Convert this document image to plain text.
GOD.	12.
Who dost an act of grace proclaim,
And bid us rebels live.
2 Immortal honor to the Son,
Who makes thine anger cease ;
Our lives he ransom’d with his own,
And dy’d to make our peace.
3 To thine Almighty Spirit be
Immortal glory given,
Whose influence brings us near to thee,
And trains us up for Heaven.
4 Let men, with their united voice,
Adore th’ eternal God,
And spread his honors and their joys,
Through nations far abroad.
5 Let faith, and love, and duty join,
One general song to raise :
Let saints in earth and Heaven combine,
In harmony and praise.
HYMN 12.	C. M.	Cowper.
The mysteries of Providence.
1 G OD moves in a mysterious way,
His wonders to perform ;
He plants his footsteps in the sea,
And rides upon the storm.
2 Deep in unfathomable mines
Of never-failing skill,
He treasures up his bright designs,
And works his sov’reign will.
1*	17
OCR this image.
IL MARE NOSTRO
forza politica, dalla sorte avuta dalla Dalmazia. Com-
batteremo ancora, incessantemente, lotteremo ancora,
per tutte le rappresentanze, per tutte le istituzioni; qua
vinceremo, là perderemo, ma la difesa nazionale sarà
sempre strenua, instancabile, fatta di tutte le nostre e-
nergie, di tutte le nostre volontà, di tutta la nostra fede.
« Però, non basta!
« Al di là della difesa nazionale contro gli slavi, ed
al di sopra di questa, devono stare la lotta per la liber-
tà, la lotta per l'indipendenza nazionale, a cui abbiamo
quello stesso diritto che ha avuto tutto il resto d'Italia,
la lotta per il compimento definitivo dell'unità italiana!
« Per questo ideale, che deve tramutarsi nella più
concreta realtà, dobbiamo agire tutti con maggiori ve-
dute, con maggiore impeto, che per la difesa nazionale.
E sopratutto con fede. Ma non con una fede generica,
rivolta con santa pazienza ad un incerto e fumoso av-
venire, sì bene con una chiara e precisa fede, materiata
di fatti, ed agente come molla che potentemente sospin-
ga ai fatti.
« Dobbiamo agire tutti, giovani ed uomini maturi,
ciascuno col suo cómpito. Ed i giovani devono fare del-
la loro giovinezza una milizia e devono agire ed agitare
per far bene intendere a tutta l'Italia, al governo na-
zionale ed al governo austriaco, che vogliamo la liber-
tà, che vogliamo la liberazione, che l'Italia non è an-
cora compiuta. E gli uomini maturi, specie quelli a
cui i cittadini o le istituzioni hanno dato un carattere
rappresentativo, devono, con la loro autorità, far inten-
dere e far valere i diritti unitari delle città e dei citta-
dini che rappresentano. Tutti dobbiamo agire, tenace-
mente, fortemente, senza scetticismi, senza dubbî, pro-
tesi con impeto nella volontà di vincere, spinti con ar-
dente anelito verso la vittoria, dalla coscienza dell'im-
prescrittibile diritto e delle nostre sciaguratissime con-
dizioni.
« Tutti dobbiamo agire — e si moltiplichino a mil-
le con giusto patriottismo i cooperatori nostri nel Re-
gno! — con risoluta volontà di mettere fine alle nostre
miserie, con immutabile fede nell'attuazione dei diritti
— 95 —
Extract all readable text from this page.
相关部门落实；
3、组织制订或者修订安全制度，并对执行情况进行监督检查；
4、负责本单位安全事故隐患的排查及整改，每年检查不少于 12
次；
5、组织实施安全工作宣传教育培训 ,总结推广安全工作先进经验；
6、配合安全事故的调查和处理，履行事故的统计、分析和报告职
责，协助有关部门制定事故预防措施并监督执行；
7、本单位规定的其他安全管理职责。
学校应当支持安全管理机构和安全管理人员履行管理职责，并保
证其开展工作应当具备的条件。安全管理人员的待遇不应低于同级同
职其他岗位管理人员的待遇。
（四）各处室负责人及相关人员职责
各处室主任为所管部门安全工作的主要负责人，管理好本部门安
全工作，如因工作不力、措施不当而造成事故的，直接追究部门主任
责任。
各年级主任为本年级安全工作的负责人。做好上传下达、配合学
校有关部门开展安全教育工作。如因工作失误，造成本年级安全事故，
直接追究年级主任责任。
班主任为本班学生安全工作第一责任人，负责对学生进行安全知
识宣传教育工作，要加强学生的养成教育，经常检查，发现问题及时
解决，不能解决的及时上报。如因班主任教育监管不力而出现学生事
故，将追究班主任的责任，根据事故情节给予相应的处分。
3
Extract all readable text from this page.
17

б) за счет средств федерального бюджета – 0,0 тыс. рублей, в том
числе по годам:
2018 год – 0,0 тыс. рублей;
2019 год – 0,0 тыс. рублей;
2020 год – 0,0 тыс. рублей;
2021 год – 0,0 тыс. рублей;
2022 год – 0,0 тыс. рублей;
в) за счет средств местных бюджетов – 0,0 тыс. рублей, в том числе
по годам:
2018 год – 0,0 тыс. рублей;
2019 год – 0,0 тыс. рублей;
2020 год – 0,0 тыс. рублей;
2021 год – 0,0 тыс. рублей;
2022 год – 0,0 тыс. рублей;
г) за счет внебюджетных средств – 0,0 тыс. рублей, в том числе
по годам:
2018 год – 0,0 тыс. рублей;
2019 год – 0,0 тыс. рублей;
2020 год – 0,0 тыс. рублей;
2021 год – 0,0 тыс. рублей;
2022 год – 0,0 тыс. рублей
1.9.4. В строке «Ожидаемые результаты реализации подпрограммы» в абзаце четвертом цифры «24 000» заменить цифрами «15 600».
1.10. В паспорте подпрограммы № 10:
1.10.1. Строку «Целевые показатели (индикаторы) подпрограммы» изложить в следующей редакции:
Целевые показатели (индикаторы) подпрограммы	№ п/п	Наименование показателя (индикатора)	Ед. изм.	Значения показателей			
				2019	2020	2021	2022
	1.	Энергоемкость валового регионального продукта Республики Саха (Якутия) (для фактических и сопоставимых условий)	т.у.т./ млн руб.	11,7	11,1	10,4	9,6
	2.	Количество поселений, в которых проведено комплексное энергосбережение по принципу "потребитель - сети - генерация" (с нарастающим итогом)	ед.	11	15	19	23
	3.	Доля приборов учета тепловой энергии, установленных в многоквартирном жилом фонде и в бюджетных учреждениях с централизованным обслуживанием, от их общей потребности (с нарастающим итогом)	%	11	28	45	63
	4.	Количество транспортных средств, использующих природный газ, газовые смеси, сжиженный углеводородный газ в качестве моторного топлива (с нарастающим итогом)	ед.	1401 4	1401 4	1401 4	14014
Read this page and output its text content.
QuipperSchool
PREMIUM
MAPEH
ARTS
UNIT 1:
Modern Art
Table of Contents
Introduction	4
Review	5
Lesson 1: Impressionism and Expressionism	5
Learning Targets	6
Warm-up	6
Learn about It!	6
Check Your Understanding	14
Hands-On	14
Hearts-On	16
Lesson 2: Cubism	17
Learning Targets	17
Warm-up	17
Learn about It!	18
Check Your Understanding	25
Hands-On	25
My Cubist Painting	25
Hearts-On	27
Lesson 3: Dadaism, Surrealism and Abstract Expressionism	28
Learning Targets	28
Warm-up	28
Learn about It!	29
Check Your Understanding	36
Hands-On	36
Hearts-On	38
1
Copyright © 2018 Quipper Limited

- [Directive]: Find the string "diritti" in the records, then copy each line where it occurs.

- [Correct response]:
dere e far valere i diritti unitari delle città e dei citta-
miserie, con immutabile fede nell'attuazione dei diritti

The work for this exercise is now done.